• YOUR INSTRUCTIONS
Please rewrite the records below, swapping "bbox" for "bounding box" and keeping everything else the same. Omit the pictures from your answer.

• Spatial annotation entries
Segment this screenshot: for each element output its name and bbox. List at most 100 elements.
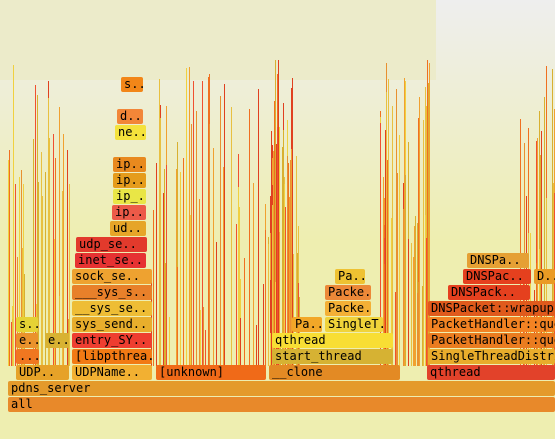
frame[interactable]: pdns_server	[8, 381, 555, 396]
header-area	[0, 0, 436, 80]
flame-sliver	[17, 257, 18, 366]
flame-sliver	[163, 193, 164, 366]
frame[interactable]: UDP..	[16, 365, 69, 380]
flame-sliver	[244, 258, 245, 366]
frame[interactable]: ne..	[115, 125, 146, 140]
frame[interactable]: qthread	[272, 333, 393, 348]
frame[interactable]: d..	[117, 109, 143, 124]
frame[interactable]: ...	[16, 349, 39, 364]
frame[interactable]: Pa..	[292, 317, 322, 332]
flame-sliver	[236, 224, 237, 366]
flame-sliver	[177, 142, 178, 366]
frame[interactable]: PacketHandler::question	[428, 317, 555, 332]
frame[interactable]: ___sys_s..	[72, 285, 152, 300]
flame-sliver	[41, 152, 42, 366]
flame-sliver	[386, 92, 387, 366]
flame-sliver	[552, 69, 553, 366]
flame-sliver	[35, 85, 36, 366]
frame[interactable]: ip..	[113, 173, 146, 188]
frame[interactable]: start_thread	[272, 349, 393, 364]
flame-sliver	[395, 292, 396, 366]
frame[interactable]: sock_se..	[72, 269, 152, 284]
flame-sliver	[297, 253, 298, 366]
frame[interactable]: PacketHandler::question	[428, 333, 555, 348]
frame[interactable]: s..	[121, 77, 143, 92]
frame[interactable]: all	[8, 397, 555, 412]
flame-sliver	[427, 60, 428, 366]
flame-sliver	[383, 177, 384, 366]
flame-sliver	[53, 134, 54, 366]
frame[interactable]: Pa..	[335, 269, 365, 284]
flame-sliver	[293, 254, 294, 366]
flame-sliver	[23, 184, 24, 366]
frame[interactable]: DNSPa..	[467, 253, 529, 268]
frame[interactable]: ip..	[113, 157, 146, 172]
flame-sliver	[12, 319, 13, 366]
flame-sliver	[417, 313, 418, 366]
flame-sliver	[159, 79, 160, 366]
flame-sliver	[196, 111, 197, 366]
frame[interactable]: DNSPac..	[463, 269, 531, 284]
frame[interactable]: __clone	[269, 365, 400, 380]
frame[interactable]: [unknown]	[156, 365, 266, 380]
flame-sliver	[385, 146, 386, 366]
flame-sliver	[42, 196, 43, 366]
frame[interactable]: DNSPacket::wrapup	[428, 301, 555, 316]
flame-sliver	[249, 109, 250, 366]
flame-sliver	[411, 243, 412, 366]
flame-sliver	[59, 107, 60, 366]
frame[interactable]: [libpthrea..	[72, 349, 152, 364]
frame[interactable]: ip_..	[113, 189, 146, 204]
flame-sliver	[276, 144, 277, 366]
flame-sliver	[426, 106, 427, 366]
flame-sliver	[231, 107, 232, 366]
frame[interactable]: Packe..	[325, 301, 371, 316]
flame-sliver	[291, 149, 292, 366]
flame-sliver	[408, 239, 409, 366]
flame-sliver	[536, 141, 537, 366]
flame-sliver	[258, 89, 259, 366]
flame-sliver	[544, 97, 545, 366]
frame[interactable]: ip..	[112, 205, 146, 220]
frame[interactable]: entry_SY..	[72, 333, 152, 348]
flame-sliver	[176, 169, 177, 366]
flame-sliver	[54, 239, 55, 366]
frame[interactable]: SingleThreadDistributor::..	[428, 349, 555, 364]
frame[interactable]: inet_se..	[75, 253, 146, 268]
flame-sliver	[425, 215, 426, 366]
flame-sliver	[183, 158, 184, 366]
flame-sliver	[180, 172, 181, 366]
flame-sliver	[202, 81, 203, 366]
flame-sliver	[153, 210, 154, 366]
frame[interactable]: __sys_se..	[72, 301, 152, 316]
flame-sliver	[191, 124, 192, 366]
frame[interactable]: e..	[45, 333, 69, 348]
frame[interactable]: s..	[16, 317, 38, 332]
flame-sliver	[292, 78, 293, 366]
frame[interactable]: D..	[534, 269, 555, 284]
flame-sliver	[213, 148, 214, 366]
frame[interactable]: UDPName..	[72, 365, 152, 380]
flame-sliver	[169, 317, 170, 366]
frame[interactable]: DNSPack..	[448, 285, 530, 300]
flame-sliver	[387, 160, 388, 366]
frame[interactable]: sys_send..	[72, 317, 152, 332]
frame[interactable]: udp_se..	[76, 237, 147, 252]
frame[interactable]: e..	[16, 333, 38, 348]
frame[interactable]: qthread	[427, 365, 555, 380]
frame[interactable]: ud..	[110, 221, 146, 236]
flame-sliver	[296, 156, 297, 366]
flame-sliver	[405, 175, 406, 366]
flame-sliver	[177, 267, 178, 366]
frame[interactable]: SingleT..	[325, 317, 383, 332]
flame-sliver	[48, 98, 49, 366]
flame-sliver	[391, 218, 392, 366]
flame-sliver	[186, 68, 187, 366]
flame-sliver	[224, 84, 225, 366]
frame[interactable]: Packe..	[325, 285, 371, 300]
flame-sliver	[238, 187, 239, 366]
flame-sliver	[289, 197, 290, 366]
flame-sliver	[189, 67, 190, 366]
flame-sliver	[223, 167, 224, 366]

• THE REPLY
Segment this screenshot: for each element output its name and bounding box. List at most 100 elements.
frame[interactable]: pdns_server	[8, 381, 555, 396]
header-area	[0, 0, 436, 80]
flame-sliver	[17, 257, 18, 366]
flame-sliver	[163, 193, 164, 366]
frame[interactable]: UDP..	[16, 365, 69, 380]
flame-sliver	[244, 258, 245, 366]
frame[interactable]: ne..	[115, 125, 146, 140]
frame[interactable]: qthread	[272, 333, 393, 348]
frame[interactable]: d..	[117, 109, 143, 124]
frame[interactable]: ...	[16, 349, 39, 364]
frame[interactable]: Pa..	[292, 317, 322, 332]
flame-sliver	[236, 224, 237, 366]
flame-sliver	[177, 142, 178, 366]
frame[interactable]: PacketHandler::question	[428, 317, 555, 332]
frame[interactable]: ___sys_s..	[72, 285, 152, 300]
flame-sliver	[41, 152, 42, 366]
flame-sliver	[386, 92, 387, 366]
flame-sliver	[552, 69, 553, 366]
flame-sliver	[35, 85, 36, 366]
frame[interactable]: ip..	[113, 173, 146, 188]
frame[interactable]: start_thread	[272, 349, 393, 364]
flame-sliver	[395, 292, 396, 366]
frame[interactable]: sock_se..	[72, 269, 152, 284]
flame-sliver	[297, 253, 298, 366]
frame[interactable]: PacketHandler::question	[428, 333, 555, 348]
frame[interactable]: s..	[121, 77, 143, 92]
frame[interactable]: all	[8, 397, 555, 412]
flame-sliver	[427, 60, 428, 366]
flame-sliver	[383, 177, 384, 366]
flame-sliver	[53, 134, 54, 366]
frame[interactable]: Pa..	[335, 269, 365, 284]
flame-sliver	[293, 254, 294, 366]
flame-sliver	[23, 184, 24, 366]
frame[interactable]: DNSPa..	[467, 253, 529, 268]
frame[interactable]: ip..	[113, 157, 146, 172]
flame-sliver	[12, 319, 13, 366]
flame-sliver	[417, 313, 418, 366]
flame-sliver	[159, 79, 160, 366]
flame-sliver	[196, 111, 197, 366]
frame[interactable]: DNSPac..	[463, 269, 531, 284]
frame[interactable]: __clone	[269, 365, 400, 380]
frame[interactable]: [unknown]	[156, 365, 266, 380]
flame-sliver	[385, 146, 386, 366]
flame-sliver	[42, 196, 43, 366]
frame[interactable]: DNSPacket::wrapup	[428, 301, 555, 316]
flame-sliver	[249, 109, 250, 366]
flame-sliver	[411, 243, 412, 366]
flame-sliver	[59, 107, 60, 366]
frame[interactable]: [libpthrea..	[72, 349, 152, 364]
frame[interactable]: ip_..	[113, 189, 146, 204]
flame-sliver	[276, 144, 277, 366]
flame-sliver	[426, 106, 427, 366]
flame-sliver	[231, 107, 232, 366]
frame[interactable]: Packe..	[325, 301, 371, 316]
flame-sliver	[291, 149, 292, 366]
flame-sliver	[408, 239, 409, 366]
flame-sliver	[536, 141, 537, 366]
flame-sliver	[258, 89, 259, 366]
flame-sliver	[544, 97, 545, 366]
frame[interactable]: ip..	[112, 205, 146, 220]
frame[interactable]: entry_SY..	[72, 333, 152, 348]
flame-sliver	[176, 169, 177, 366]
flame-sliver	[54, 239, 55, 366]
frame[interactable]: SingleThreadDistributor::..	[428, 349, 555, 364]
frame[interactable]: inet_se..	[75, 253, 146, 268]
flame-sliver	[425, 215, 426, 366]
flame-sliver	[183, 158, 184, 366]
flame-sliver	[180, 172, 181, 366]
flame-sliver	[202, 81, 203, 366]
flame-sliver	[153, 210, 154, 366]
frame[interactable]: __sys_se..	[72, 301, 152, 316]
flame-sliver	[191, 124, 192, 366]
frame[interactable]: e..	[45, 333, 69, 348]
frame[interactable]: s..	[16, 317, 38, 332]
flame-sliver	[292, 78, 293, 366]
frame[interactable]: D..	[534, 269, 555, 284]
flame-sliver	[213, 148, 214, 366]
frame[interactable]: UDPName..	[72, 365, 152, 380]
flame-sliver	[169, 317, 170, 366]
frame[interactable]: DNSPack..	[448, 285, 530, 300]
flame-sliver	[387, 160, 388, 366]
frame[interactable]: sys_send..	[72, 317, 152, 332]
frame[interactable]: udp_se..	[76, 237, 147, 252]
frame[interactable]: e..	[16, 333, 38, 348]
frame[interactable]: qthread	[427, 365, 555, 380]
frame[interactable]: ud..	[110, 221, 146, 236]
flame-sliver	[296, 156, 297, 366]
flame-sliver	[405, 175, 406, 366]
flame-sliver	[177, 267, 178, 366]
frame[interactable]: SingleT..	[325, 317, 383, 332]
flame-sliver	[48, 98, 49, 366]
flame-sliver	[391, 218, 392, 366]
flame-sliver	[186, 68, 187, 366]
flame-sliver	[224, 84, 225, 366]
frame[interactable]: Packe..	[325, 285, 371, 300]
flame-sliver	[238, 187, 239, 366]
flame-sliver	[289, 197, 290, 366]
flame-sliver	[189, 67, 190, 366]
flame-sliver	[223, 167, 224, 366]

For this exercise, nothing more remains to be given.